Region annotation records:
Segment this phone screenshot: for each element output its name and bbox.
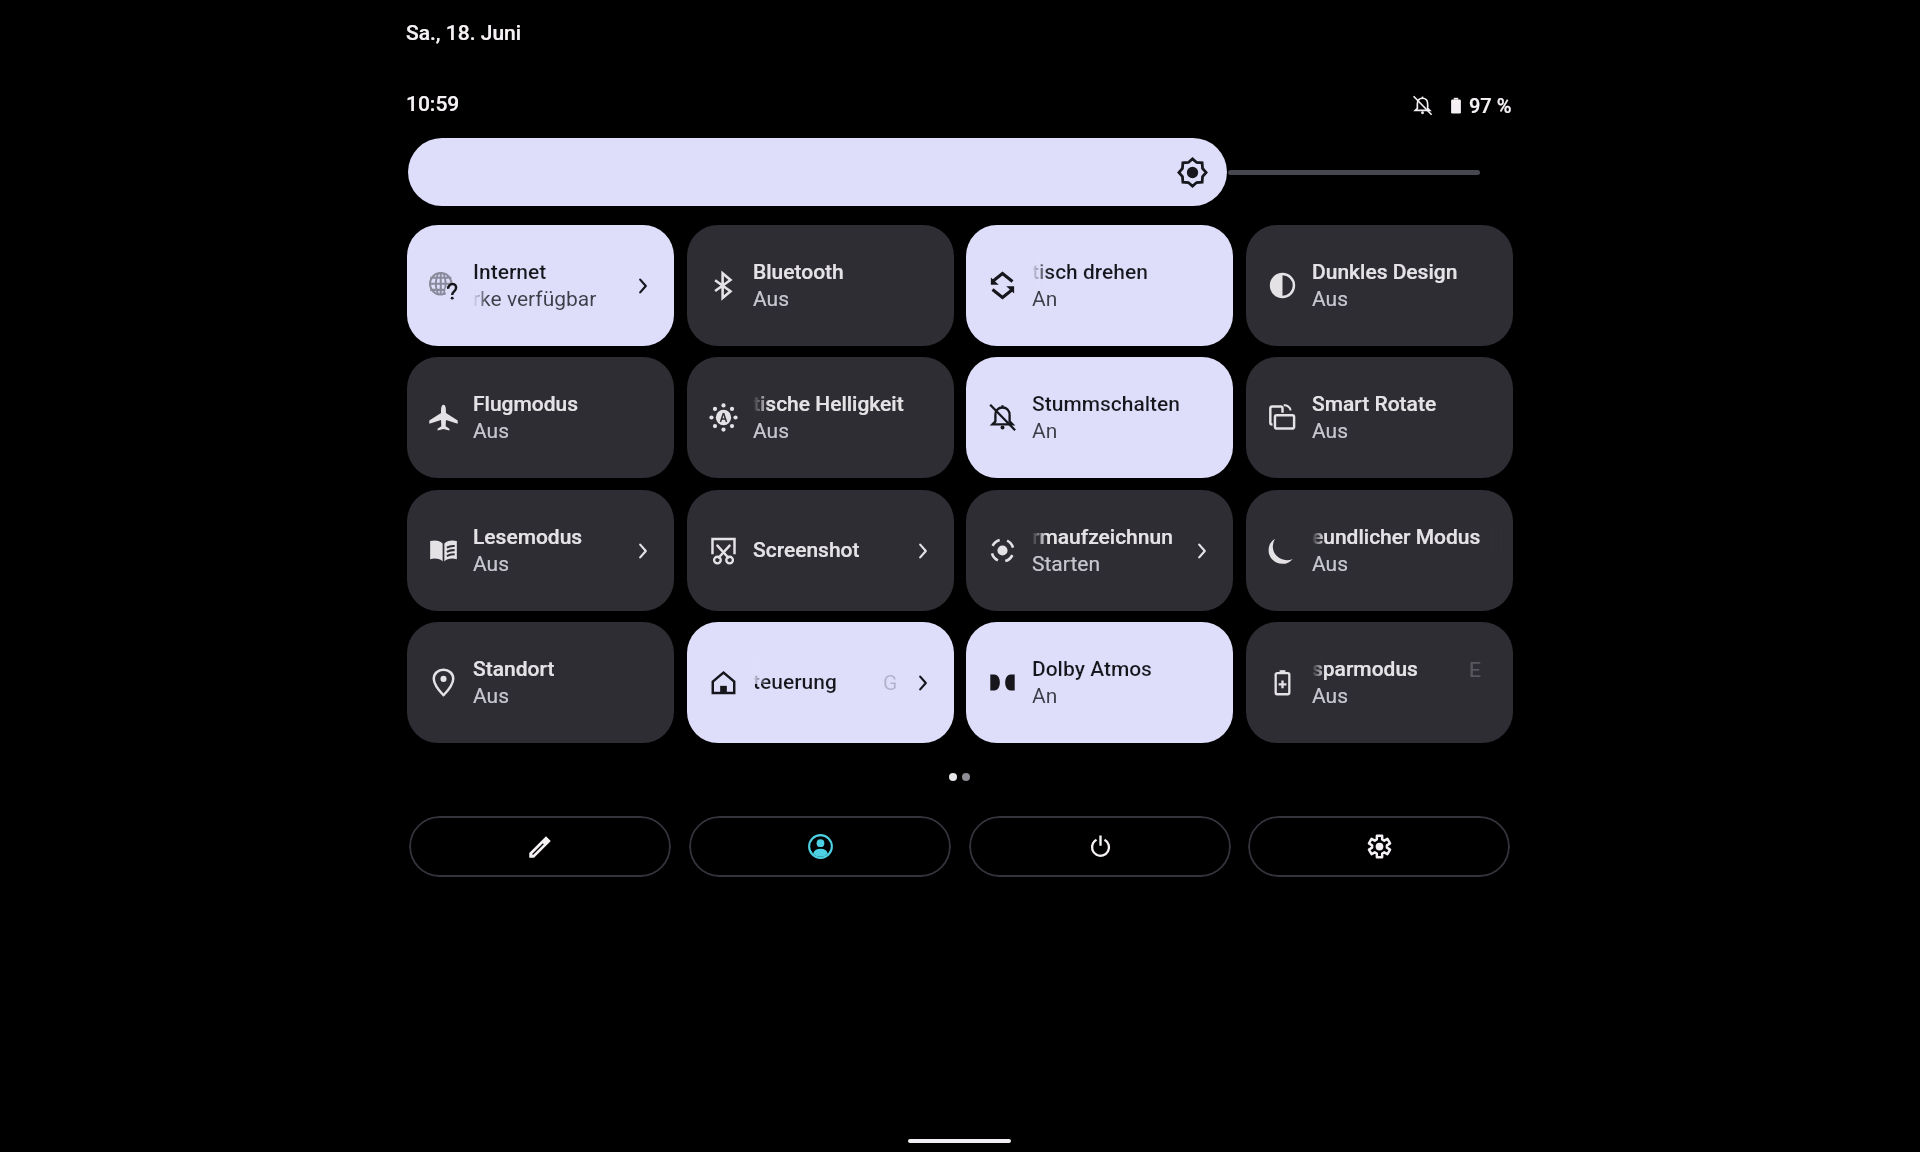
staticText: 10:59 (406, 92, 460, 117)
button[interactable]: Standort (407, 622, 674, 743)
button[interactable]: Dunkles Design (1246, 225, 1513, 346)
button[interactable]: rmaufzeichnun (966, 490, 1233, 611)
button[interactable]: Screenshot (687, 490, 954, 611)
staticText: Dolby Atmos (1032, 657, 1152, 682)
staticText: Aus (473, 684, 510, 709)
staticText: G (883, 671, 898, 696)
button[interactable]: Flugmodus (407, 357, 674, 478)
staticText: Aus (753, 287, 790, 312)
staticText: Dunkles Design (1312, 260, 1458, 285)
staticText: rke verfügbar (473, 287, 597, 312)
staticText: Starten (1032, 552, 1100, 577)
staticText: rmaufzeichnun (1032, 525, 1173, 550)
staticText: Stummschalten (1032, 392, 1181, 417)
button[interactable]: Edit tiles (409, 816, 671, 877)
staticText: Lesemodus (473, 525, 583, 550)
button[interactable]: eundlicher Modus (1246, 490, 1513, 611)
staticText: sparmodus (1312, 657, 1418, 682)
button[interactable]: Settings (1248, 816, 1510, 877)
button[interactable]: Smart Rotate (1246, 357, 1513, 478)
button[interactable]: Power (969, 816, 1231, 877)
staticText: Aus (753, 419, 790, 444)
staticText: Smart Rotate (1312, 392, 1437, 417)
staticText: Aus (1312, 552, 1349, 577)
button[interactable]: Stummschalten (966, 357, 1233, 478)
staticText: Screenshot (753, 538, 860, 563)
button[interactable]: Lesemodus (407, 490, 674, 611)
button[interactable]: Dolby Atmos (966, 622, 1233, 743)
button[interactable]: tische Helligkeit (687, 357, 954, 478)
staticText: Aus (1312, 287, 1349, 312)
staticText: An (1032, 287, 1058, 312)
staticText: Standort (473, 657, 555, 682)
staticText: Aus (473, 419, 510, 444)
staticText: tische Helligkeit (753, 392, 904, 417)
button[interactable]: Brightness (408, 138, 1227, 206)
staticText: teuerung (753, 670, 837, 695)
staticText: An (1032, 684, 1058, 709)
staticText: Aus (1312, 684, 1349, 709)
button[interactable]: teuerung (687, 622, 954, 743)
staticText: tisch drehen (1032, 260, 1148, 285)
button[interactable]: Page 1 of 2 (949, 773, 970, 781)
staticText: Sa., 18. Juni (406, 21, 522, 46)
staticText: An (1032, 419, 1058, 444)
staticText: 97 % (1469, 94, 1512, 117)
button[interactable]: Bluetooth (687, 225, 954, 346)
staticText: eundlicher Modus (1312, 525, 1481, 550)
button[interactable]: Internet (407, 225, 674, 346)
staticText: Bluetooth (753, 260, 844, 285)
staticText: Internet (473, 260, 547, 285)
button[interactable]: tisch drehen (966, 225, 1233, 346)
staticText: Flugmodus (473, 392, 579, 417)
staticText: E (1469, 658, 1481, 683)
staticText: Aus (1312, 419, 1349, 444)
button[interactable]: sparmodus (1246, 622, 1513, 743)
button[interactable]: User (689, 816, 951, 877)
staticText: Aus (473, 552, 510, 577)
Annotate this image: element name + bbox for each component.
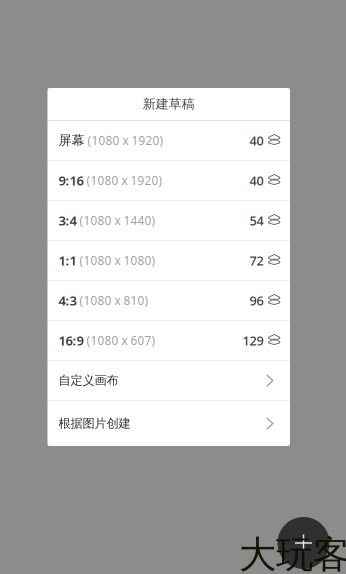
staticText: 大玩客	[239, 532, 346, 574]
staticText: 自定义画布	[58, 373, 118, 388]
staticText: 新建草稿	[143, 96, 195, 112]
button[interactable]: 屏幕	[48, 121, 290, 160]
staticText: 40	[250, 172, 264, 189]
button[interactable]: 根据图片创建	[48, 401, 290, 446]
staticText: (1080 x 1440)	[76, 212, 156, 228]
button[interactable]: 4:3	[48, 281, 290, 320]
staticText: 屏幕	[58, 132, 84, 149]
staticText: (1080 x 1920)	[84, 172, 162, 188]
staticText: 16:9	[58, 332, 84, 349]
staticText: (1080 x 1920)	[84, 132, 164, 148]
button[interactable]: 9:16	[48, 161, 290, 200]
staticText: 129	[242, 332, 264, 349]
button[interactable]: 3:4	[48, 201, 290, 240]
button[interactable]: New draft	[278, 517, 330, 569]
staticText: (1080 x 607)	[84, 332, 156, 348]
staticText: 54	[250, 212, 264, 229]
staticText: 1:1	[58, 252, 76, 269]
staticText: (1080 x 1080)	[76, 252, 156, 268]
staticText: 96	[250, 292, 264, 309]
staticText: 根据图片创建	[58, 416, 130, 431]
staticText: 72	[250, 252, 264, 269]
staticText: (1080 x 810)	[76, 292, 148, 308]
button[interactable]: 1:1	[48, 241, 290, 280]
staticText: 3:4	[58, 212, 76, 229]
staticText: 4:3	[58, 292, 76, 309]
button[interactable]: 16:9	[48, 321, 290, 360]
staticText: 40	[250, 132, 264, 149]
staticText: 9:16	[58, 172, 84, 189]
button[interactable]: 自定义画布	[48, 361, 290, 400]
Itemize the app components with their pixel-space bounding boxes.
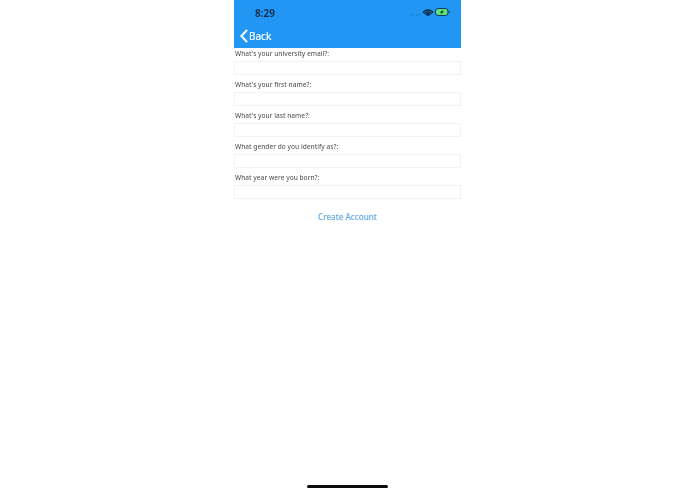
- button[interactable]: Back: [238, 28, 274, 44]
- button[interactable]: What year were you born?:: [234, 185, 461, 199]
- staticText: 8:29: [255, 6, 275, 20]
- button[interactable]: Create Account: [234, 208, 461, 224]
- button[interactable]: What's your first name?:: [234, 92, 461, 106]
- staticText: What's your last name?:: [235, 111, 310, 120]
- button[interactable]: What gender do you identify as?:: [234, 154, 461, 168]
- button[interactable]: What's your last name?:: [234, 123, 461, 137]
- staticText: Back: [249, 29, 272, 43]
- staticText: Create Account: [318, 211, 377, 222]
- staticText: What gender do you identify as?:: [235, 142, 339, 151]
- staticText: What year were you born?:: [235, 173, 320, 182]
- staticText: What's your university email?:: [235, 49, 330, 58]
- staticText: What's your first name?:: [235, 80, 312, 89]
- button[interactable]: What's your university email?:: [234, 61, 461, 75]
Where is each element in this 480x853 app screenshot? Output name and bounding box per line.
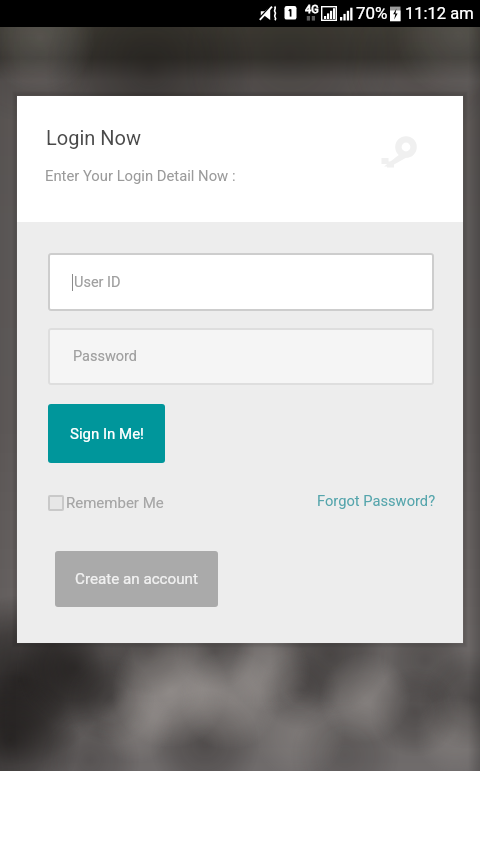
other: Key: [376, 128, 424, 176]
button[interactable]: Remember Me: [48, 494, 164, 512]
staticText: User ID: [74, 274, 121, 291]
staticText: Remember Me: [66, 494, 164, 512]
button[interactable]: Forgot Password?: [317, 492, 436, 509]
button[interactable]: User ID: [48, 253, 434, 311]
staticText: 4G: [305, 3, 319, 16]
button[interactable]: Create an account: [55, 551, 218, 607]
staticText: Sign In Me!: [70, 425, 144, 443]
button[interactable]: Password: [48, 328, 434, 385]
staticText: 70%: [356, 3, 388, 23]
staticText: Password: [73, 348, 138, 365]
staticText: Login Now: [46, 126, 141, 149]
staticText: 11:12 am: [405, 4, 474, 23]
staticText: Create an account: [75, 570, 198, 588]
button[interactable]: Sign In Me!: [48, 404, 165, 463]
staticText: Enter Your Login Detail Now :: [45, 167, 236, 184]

Exercise description: Reproduce without alteration every line from the one containing "532, 346, 574]" through the one containing "161, 290, 200]", including both of those lines.

Exercise solution:
staticText: 大玩客	[239, 532, 346, 574]
staticText: 自定义画布	[58, 373, 118, 388]
staticText: 新建草稿	[143, 96, 195, 112]
button[interactable]: 屏幕	[48, 121, 290, 160]
staticText: 40	[250, 172, 264, 189]
button[interactable]: 根据图片创建	[48, 401, 290, 446]
staticText: (1080 x 1440)	[76, 212, 156, 228]
button[interactable]: 4:3	[48, 281, 290, 320]
staticText: 屏幕	[58, 132, 84, 149]
staticText: (1080 x 1920)	[84, 172, 162, 188]
staticText: 16:9	[58, 332, 84, 349]
staticText: (1080 x 1920)	[84, 132, 164, 148]
button[interactable]: 9:16	[48, 161, 290, 200]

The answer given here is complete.